▶ **Written request**
Gather up every line from the entries below that uses the word "through".

▶ **Material provided**
□ □ □ □

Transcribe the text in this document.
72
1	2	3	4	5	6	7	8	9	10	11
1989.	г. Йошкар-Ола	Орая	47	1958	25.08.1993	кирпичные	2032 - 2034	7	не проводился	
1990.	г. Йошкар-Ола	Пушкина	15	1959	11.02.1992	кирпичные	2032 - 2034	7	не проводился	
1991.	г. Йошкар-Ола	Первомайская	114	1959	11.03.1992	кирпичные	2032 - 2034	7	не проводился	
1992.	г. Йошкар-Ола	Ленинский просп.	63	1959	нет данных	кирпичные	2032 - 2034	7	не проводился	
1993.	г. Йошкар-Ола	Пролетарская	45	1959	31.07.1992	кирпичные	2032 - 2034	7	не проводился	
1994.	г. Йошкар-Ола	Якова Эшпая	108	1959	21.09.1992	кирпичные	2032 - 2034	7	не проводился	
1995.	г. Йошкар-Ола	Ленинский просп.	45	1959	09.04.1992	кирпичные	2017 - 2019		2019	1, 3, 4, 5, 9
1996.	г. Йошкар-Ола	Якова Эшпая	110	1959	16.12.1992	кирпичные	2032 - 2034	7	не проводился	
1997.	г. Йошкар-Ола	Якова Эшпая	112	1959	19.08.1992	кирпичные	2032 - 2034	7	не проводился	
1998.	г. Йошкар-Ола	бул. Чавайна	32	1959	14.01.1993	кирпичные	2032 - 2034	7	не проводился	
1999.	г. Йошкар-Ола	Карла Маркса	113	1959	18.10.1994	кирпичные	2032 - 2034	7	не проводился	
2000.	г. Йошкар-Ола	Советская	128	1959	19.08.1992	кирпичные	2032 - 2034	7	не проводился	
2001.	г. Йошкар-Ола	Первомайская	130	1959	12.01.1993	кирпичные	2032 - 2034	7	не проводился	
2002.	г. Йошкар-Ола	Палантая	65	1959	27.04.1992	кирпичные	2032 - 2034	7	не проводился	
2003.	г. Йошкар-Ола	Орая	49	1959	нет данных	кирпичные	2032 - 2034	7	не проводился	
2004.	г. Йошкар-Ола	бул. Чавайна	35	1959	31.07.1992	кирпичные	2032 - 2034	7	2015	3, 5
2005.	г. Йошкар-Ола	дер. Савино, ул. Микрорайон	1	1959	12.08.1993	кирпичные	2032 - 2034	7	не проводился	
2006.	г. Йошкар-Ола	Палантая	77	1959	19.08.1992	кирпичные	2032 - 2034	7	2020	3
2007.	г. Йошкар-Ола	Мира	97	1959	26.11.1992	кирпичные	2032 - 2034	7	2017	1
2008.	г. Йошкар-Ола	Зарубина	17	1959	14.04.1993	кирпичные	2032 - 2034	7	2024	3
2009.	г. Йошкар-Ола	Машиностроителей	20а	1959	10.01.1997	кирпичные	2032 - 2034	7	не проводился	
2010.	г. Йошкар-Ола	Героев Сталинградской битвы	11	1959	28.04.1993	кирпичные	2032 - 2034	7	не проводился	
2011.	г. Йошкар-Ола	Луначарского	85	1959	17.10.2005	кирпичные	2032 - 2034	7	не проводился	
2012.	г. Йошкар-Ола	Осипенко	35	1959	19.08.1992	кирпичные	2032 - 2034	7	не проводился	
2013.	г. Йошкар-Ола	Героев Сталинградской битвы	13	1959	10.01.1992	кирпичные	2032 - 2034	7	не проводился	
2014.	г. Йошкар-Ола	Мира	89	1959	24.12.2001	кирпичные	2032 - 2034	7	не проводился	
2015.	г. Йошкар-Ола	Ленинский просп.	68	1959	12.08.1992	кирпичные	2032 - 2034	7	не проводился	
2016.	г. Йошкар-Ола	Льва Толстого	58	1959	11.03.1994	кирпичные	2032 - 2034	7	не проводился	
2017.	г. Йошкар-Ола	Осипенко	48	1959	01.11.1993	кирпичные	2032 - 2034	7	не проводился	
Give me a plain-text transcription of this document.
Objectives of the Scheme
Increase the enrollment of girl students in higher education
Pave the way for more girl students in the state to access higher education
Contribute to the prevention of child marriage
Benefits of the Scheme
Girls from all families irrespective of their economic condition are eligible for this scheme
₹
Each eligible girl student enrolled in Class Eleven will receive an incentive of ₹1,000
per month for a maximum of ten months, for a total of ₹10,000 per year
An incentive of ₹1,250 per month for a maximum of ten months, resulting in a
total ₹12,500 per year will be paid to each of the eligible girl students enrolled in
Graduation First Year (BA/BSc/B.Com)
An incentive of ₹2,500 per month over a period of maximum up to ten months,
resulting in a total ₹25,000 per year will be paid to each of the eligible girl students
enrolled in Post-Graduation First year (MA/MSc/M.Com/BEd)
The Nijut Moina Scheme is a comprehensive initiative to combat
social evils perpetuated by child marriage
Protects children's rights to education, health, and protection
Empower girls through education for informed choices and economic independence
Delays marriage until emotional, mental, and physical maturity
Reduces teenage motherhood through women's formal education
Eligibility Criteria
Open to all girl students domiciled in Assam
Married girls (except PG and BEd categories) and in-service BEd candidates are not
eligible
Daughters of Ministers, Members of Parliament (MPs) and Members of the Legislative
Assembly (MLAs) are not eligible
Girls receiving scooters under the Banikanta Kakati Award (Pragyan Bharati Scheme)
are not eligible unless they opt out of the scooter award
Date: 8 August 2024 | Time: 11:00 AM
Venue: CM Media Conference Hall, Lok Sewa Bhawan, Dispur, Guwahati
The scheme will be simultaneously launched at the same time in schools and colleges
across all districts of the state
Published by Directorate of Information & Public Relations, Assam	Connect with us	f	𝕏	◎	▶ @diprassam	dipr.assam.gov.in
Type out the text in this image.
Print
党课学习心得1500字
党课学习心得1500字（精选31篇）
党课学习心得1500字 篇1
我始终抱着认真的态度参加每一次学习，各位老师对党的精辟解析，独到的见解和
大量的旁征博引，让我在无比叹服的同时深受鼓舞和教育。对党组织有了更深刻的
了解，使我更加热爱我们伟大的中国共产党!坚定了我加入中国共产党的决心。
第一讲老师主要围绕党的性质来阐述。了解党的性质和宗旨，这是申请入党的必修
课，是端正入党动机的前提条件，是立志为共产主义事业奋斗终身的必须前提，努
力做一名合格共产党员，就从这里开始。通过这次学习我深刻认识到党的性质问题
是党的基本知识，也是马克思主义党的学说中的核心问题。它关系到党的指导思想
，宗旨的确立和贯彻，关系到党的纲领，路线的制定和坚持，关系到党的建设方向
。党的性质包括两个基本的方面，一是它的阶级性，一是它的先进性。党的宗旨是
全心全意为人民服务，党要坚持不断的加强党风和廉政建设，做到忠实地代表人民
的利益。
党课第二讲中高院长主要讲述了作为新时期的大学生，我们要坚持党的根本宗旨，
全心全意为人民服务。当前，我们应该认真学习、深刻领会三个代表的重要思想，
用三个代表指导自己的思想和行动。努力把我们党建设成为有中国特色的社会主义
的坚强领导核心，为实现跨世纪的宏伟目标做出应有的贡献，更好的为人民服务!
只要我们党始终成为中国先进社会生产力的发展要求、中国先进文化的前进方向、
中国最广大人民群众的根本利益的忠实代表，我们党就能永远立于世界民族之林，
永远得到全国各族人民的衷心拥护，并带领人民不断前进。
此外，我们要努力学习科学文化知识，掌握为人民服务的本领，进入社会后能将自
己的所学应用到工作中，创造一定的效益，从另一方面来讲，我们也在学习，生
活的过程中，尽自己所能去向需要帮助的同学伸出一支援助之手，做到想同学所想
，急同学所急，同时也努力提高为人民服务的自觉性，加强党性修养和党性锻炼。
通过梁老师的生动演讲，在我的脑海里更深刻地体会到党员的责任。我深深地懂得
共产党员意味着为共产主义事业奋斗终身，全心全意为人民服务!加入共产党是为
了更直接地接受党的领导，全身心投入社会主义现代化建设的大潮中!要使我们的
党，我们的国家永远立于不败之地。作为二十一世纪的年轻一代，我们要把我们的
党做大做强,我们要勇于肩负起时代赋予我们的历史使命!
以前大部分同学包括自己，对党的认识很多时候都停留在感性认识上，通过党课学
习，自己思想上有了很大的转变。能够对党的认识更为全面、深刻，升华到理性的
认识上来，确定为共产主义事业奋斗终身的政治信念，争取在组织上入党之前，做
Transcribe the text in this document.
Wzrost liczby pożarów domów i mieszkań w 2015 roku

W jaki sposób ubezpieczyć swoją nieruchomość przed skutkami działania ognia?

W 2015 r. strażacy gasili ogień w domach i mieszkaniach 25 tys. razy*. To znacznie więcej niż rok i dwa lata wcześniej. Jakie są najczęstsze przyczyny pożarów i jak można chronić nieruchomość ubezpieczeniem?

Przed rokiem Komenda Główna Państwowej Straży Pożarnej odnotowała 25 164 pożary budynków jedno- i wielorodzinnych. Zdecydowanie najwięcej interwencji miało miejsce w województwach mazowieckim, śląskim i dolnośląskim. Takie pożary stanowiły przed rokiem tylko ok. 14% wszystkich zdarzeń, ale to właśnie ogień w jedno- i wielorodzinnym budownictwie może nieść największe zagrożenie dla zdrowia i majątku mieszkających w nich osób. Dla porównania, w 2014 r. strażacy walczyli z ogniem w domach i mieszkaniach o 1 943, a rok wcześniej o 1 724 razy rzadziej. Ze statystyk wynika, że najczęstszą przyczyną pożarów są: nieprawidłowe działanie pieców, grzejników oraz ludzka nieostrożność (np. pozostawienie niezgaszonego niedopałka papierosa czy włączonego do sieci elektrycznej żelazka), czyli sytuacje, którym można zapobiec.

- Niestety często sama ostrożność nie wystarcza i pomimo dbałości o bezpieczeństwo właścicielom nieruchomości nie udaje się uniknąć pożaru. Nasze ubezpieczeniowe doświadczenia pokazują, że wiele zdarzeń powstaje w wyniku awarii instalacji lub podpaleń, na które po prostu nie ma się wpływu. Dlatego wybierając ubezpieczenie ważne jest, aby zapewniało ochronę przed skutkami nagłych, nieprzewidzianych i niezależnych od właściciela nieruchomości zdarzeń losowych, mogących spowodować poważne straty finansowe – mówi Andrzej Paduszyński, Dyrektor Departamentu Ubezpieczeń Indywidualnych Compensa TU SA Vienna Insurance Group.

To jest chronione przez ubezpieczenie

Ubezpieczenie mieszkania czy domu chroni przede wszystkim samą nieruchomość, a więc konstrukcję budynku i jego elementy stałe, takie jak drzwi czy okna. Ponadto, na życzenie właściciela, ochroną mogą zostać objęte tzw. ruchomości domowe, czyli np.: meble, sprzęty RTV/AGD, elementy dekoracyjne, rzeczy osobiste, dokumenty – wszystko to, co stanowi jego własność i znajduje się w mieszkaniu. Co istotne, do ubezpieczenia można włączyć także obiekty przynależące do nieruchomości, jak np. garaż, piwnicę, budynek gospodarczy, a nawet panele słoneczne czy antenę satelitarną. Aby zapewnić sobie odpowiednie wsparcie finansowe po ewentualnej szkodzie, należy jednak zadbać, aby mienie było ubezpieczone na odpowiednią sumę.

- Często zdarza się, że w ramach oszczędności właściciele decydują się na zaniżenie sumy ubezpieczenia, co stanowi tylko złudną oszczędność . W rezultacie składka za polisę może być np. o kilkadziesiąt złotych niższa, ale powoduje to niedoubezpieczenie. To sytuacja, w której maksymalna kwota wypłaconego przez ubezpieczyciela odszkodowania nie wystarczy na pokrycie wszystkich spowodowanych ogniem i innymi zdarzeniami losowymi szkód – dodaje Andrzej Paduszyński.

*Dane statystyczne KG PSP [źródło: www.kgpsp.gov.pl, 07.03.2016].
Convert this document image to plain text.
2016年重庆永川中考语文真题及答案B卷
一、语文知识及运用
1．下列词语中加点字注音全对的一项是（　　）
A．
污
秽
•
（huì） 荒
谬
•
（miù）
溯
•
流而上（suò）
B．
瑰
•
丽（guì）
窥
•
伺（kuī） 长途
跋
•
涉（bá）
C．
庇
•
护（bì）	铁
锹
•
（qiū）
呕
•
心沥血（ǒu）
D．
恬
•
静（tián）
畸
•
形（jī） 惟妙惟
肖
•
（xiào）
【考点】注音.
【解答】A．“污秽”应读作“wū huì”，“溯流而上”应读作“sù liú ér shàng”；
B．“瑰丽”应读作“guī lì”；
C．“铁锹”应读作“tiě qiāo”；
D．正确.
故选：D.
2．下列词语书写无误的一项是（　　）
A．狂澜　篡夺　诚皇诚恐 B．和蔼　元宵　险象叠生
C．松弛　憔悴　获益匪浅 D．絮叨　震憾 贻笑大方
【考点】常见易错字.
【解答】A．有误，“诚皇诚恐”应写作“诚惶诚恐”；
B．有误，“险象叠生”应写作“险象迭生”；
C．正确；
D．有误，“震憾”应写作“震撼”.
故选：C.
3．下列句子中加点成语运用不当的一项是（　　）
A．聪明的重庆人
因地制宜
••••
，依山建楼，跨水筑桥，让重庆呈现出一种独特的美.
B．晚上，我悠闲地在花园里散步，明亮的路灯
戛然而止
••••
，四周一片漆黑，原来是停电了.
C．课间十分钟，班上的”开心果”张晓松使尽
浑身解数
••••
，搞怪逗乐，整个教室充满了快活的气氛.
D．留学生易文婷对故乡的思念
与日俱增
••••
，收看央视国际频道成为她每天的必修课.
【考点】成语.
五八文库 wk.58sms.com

□ □ □ □

▶ **Exercise answer**
Empower girls through education for informed choices and economic independence
Reduces teenage motherhood through women's formal education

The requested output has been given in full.